- _Task requirements_: Determine the number of lines in the listing below where the string "house" occurs; answer with the number alone.

- _Working data_:
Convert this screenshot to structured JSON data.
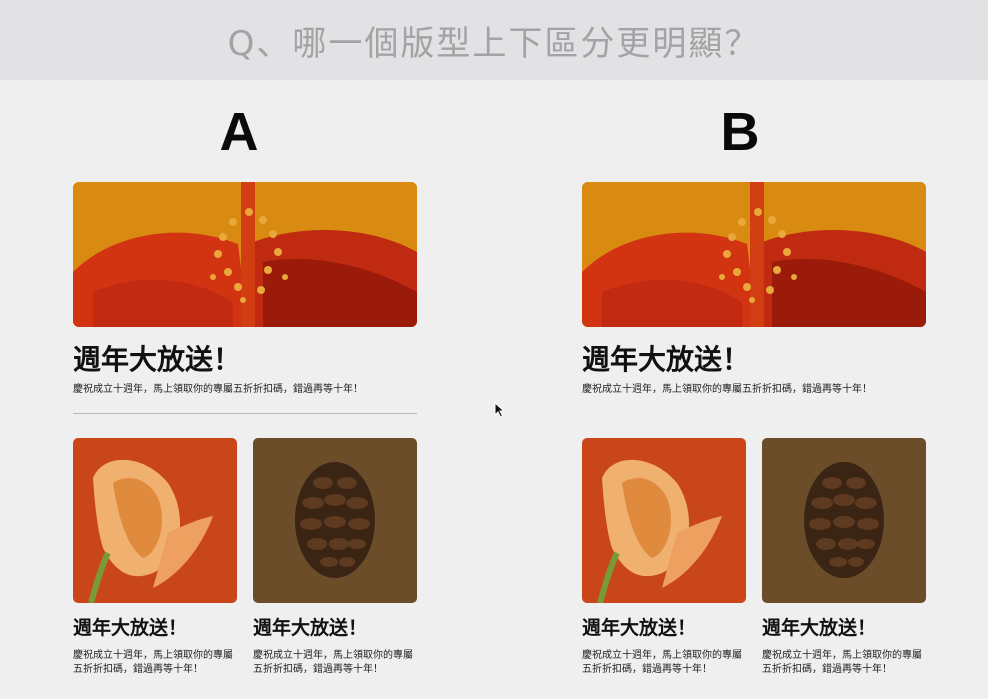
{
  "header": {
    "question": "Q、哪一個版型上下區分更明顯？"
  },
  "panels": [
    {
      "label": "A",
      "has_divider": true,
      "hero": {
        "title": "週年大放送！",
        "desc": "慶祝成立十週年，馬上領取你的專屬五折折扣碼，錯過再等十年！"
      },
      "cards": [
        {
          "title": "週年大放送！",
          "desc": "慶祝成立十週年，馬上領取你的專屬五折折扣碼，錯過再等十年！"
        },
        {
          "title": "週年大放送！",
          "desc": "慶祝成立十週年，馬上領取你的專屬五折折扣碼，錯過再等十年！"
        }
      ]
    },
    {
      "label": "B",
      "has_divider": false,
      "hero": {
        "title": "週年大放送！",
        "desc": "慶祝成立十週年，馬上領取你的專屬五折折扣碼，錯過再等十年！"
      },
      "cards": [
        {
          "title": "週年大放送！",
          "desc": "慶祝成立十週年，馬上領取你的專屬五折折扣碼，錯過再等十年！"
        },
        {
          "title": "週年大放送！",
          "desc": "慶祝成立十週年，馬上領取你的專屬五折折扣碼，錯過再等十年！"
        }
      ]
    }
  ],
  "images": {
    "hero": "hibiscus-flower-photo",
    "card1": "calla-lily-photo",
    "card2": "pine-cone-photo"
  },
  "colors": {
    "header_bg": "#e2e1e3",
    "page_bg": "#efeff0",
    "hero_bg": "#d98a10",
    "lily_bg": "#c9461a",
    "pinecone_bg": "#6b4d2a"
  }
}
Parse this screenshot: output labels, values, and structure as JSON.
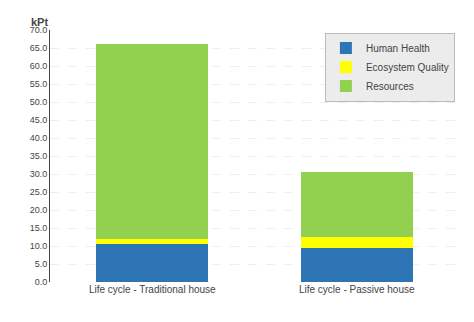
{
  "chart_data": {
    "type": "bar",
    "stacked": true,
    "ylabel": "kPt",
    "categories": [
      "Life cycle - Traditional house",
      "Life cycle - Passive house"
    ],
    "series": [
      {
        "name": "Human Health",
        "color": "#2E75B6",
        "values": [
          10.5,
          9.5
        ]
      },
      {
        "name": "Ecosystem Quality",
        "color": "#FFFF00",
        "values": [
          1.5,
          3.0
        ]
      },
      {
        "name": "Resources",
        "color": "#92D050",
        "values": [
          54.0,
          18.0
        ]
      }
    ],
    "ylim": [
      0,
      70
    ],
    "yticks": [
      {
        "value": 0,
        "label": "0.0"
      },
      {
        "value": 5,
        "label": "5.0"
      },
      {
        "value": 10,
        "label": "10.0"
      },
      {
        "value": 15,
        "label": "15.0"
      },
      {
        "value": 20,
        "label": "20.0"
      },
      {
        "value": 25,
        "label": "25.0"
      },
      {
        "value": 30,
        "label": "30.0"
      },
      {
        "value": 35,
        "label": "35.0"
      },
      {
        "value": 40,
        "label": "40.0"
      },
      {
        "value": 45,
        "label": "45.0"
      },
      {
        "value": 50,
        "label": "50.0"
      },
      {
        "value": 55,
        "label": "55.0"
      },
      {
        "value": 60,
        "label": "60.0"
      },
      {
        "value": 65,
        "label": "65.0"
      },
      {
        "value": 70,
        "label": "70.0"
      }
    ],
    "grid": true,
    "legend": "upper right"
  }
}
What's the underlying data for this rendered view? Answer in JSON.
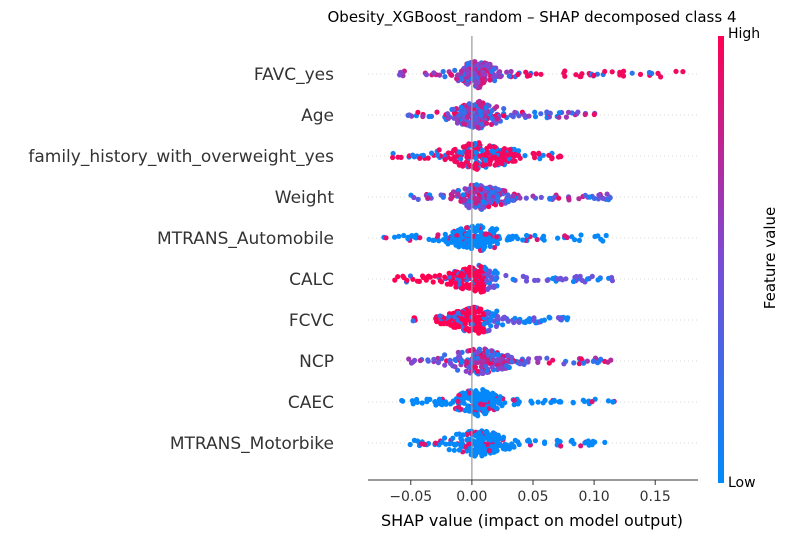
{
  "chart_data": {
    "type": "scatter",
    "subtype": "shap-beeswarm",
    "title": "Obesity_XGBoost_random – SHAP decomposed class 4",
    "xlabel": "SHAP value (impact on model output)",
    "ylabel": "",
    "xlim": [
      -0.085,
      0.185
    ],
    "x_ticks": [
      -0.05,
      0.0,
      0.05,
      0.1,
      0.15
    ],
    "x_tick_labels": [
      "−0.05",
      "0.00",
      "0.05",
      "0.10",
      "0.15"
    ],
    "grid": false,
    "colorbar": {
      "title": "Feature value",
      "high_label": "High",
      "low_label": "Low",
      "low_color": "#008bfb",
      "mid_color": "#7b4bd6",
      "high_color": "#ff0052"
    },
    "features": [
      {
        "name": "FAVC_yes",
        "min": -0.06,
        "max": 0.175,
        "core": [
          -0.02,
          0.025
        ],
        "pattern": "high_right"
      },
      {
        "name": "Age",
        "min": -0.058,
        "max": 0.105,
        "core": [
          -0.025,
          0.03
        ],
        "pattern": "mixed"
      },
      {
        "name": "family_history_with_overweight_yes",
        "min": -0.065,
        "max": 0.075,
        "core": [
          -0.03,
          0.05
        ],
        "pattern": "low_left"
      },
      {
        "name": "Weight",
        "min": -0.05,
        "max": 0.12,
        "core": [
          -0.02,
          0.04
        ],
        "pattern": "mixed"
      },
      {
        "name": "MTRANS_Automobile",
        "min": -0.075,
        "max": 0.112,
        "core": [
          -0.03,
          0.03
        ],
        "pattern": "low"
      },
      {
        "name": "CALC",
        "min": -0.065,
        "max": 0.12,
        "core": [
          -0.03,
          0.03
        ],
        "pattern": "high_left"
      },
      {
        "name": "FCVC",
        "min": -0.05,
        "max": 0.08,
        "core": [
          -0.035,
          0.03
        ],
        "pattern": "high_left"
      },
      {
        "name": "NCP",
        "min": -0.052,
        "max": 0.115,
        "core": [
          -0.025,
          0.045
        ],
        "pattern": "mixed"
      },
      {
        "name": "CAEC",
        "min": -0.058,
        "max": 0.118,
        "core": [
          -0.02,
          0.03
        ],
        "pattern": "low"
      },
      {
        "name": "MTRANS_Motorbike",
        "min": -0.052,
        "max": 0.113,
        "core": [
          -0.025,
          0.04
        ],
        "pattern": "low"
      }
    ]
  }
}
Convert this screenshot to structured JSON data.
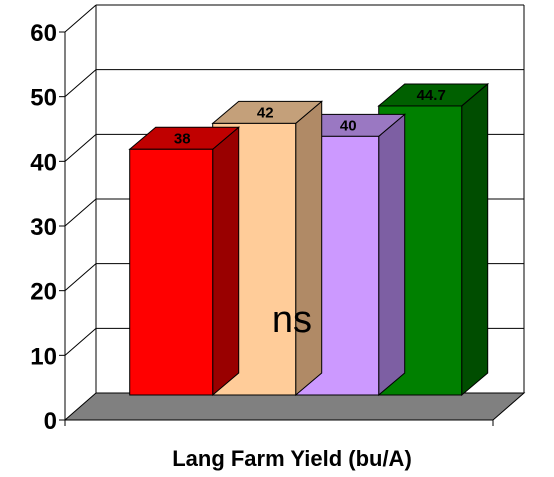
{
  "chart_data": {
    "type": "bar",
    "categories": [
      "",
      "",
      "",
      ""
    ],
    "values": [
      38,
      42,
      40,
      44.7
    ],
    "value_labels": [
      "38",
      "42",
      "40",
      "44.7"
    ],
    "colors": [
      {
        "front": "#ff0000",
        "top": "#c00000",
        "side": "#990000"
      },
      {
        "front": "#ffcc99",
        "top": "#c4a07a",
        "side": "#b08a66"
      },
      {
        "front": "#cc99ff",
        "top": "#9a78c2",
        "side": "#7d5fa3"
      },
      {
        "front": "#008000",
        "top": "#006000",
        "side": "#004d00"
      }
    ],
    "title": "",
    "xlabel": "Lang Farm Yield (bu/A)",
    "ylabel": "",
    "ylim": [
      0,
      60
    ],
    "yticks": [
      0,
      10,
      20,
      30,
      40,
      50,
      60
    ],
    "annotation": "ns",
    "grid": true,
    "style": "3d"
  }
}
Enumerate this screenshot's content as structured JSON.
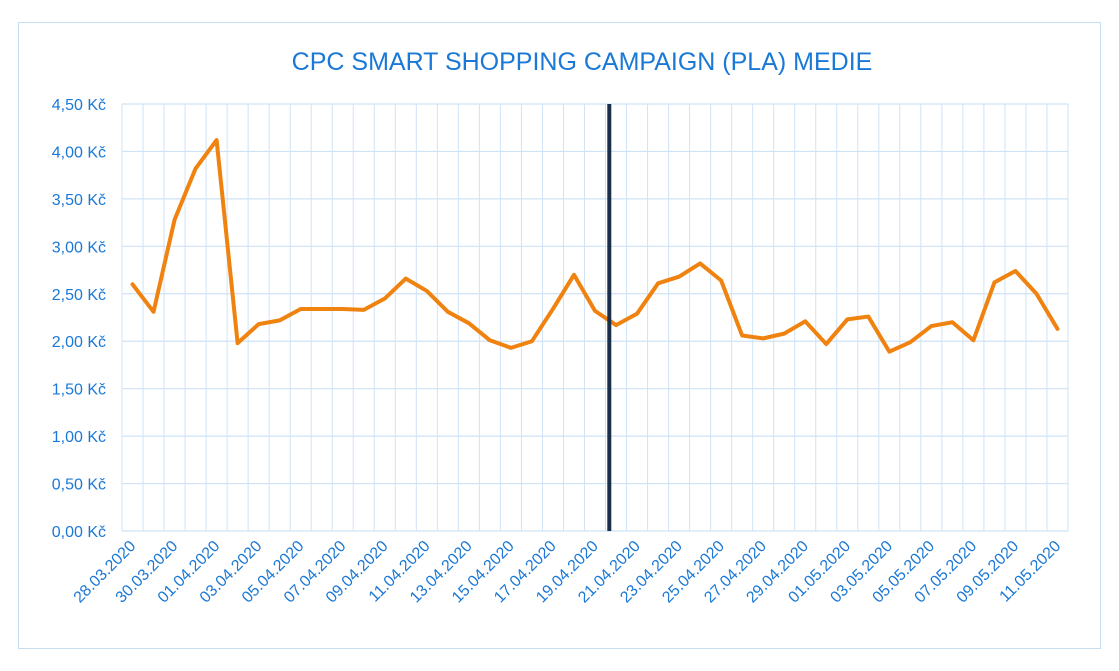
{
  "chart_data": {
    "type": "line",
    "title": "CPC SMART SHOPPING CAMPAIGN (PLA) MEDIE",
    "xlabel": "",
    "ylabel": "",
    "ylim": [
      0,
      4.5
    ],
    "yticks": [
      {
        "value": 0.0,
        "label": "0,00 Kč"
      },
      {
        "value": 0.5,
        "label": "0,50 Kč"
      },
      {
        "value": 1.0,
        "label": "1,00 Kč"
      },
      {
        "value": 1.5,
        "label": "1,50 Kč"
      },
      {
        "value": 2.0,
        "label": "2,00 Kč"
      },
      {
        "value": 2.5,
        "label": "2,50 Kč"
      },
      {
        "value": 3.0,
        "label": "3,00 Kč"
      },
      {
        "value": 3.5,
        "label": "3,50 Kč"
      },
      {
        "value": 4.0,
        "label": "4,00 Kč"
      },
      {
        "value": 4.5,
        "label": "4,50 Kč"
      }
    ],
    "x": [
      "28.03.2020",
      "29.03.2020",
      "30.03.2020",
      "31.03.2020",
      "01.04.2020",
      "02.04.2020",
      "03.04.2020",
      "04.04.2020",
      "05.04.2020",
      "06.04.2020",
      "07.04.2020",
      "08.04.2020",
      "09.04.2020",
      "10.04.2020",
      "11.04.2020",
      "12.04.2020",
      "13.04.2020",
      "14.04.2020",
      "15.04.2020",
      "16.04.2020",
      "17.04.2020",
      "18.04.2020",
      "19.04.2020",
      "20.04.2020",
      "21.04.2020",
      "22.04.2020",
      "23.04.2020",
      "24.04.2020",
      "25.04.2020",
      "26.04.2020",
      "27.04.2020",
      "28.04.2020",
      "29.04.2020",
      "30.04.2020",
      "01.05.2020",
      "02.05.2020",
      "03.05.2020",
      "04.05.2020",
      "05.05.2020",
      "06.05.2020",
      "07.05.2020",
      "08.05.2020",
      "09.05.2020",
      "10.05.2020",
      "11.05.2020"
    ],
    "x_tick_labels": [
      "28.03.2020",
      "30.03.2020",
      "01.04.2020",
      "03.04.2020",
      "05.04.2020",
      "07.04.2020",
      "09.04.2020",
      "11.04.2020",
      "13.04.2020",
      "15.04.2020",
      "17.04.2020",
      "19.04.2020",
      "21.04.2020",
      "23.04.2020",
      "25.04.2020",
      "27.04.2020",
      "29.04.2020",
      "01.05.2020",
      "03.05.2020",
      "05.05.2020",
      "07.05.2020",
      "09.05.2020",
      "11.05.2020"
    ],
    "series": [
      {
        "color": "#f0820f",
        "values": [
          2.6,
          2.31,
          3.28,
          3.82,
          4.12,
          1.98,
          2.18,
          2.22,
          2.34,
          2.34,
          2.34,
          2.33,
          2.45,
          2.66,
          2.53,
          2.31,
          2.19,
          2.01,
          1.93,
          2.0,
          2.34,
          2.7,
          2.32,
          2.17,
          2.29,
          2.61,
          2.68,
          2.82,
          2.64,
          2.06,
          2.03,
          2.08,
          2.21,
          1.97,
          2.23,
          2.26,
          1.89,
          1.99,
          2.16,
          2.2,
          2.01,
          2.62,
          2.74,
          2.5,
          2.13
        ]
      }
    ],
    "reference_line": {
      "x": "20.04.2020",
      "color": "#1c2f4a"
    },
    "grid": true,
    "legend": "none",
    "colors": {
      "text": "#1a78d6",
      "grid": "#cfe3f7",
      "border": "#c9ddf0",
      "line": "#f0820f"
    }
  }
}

- _Answer for the task_: 2